* [TASKS TO COMPLETE]
1/ In the Medicare Advantage transcript, by how much does showing a plaque in the carotid artery increase payments per person per year?
2/ Continue the Medicare Advantage transcript from its last line onward.

* [PROVIDED TEXT]
= Beginning of Section =

DR. RICK GILFILLAN: No, there’s not—

MS. LISA EPSTEIN: Percentage of premium contracts, okay.

DR. RICK GILFILLAN: Yeah. The thing that’s different is the risk or opportunity. The opportunity to drive the risk scores higher is more limited in direct contracting. In MA this has doctors ordering ultrasounds of the carotid artery, arteries in your neck, trying to find evidence of a plaque so they can submit it and increase their payments by $2,800 per person per year. Just by demonstrating that there’s a plaque in the carotid artery. These tests are not recommended. In fact, it’s recommended you don’t do them. But if they do those tests and demonstrate that plaque, they submit the code. The plan gets more money. The payer, the provider, gets more money as a result.

MS. LISA EPSTEIN: Okay. And then I have one question from the audience, and then we will let you go and thank you so much for all your time. Is there any way to find out who these primary practices are that have the percentage of premium contracts? Do they need to be filed with CMS? Do the MA programs have to disclose that information?

DR. RICK GILFILLAN: They don’t have to disclose the information to patients. I am not sure if they have to report them to CMS. I don’t think so. I don’t believe that’s the case, but I honestly don’t know that for sure. Here’s one guidepost. If you read about a primary care group and it says it only does Medicare Advantage or it primarily does Medicare Advantage, you can bet that they’re operating under that kind of a contract. Every time you read focused on Medicare Advantage, you can assume that, generally speaking, they’re going to be operating under a contract that’s similar to what I’ve described. And by the way, if you look at the investor roadshows for all these primary care firms that went public over the past two years, you’ll see this story is told loudly and very clearly and directly in the slide deck.

MS. LISA EPSTEIN: Okay. And as those firms see the patients, gather diagnoses, bring in more money for the Medicare Advantage plan, they get to share a percentage of that higher payment from CMS, that capitation payment.

DR. RICK GILFILLAN: Yes, ballpark 85 percent of it. And so here is one more part of the story. Look at that money we are talking about. These incentive payments could be $100 or up to $200 per member per month in profits. This is how you get the billions of dollars in valuations or MA focused providers. That’s a lot of money. So if you’re a payer, you’re a Medicare Advantage plan, and you do this deal with some providers and you say, oh my goodness, my profits are $50, $60

per person per month, and that provider is making $120, $150, $200 per person per month. The provider’s making more than me, the payer. What am I going to do?

= End of Section =

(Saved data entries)
= Beginning of Section =

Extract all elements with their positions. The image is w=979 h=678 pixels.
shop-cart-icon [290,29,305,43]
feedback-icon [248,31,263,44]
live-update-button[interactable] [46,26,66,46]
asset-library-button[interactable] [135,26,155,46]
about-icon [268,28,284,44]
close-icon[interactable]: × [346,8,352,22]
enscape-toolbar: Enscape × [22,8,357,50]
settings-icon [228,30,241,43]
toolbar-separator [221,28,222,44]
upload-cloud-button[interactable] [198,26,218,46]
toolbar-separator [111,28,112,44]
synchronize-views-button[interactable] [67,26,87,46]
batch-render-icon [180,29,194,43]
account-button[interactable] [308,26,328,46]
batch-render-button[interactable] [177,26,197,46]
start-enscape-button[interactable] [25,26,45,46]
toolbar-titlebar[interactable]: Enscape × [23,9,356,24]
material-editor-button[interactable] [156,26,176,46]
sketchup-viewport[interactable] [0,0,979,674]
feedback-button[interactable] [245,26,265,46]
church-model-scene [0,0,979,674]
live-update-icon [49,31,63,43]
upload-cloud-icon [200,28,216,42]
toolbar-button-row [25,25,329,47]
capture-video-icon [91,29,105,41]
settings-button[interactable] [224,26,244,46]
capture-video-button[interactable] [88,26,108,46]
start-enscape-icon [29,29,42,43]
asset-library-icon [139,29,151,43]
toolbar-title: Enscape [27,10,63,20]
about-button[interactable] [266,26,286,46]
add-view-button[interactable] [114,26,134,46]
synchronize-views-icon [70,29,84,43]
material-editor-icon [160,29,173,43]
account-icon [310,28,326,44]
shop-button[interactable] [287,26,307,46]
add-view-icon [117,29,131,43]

= End of Section =

* [RESPONSES BY TASK]
1/ $2,800 per person per year.

2/
Well, what did UnitedHealth do? Go out and buy the provider. That’s how Optum becomes the largest or one of the largest employers of primary care practices in the country. They go out and buy these groups. And now they have the opportunity to benefit from both the insurance profits and the provider profits under the money machine. And by the way, in doing so, it’s quite possible that they’re not meeting that 85 percent loss ratio required under Medicare Advantage. If they include the incentive payment to their primary care doctors they own as a medical expense in their medical loss calculation, they may look like they actually have an 85 percent loss ratio. But if you really think about where those dollars should be, if those dollars are actually translating into insurer profits, they should not be in the top in the medical expense numerator. They should be in the denominator in fact. And you would have a medical loss ratio that’s much lower than 85 percent.

MS. LISA EPSTEIN: For insurer owned primary care practices?

DR. RICK GILFILLAN: Yes, correct. And for their MA plans if it’s a big enough number. Now, we don’t know that they’re doing that. But MedPAC raised this issue in their last report. And I think at this point, it’s a little bit early to know exactly what is going on in this space. But that is a concern that has been raised.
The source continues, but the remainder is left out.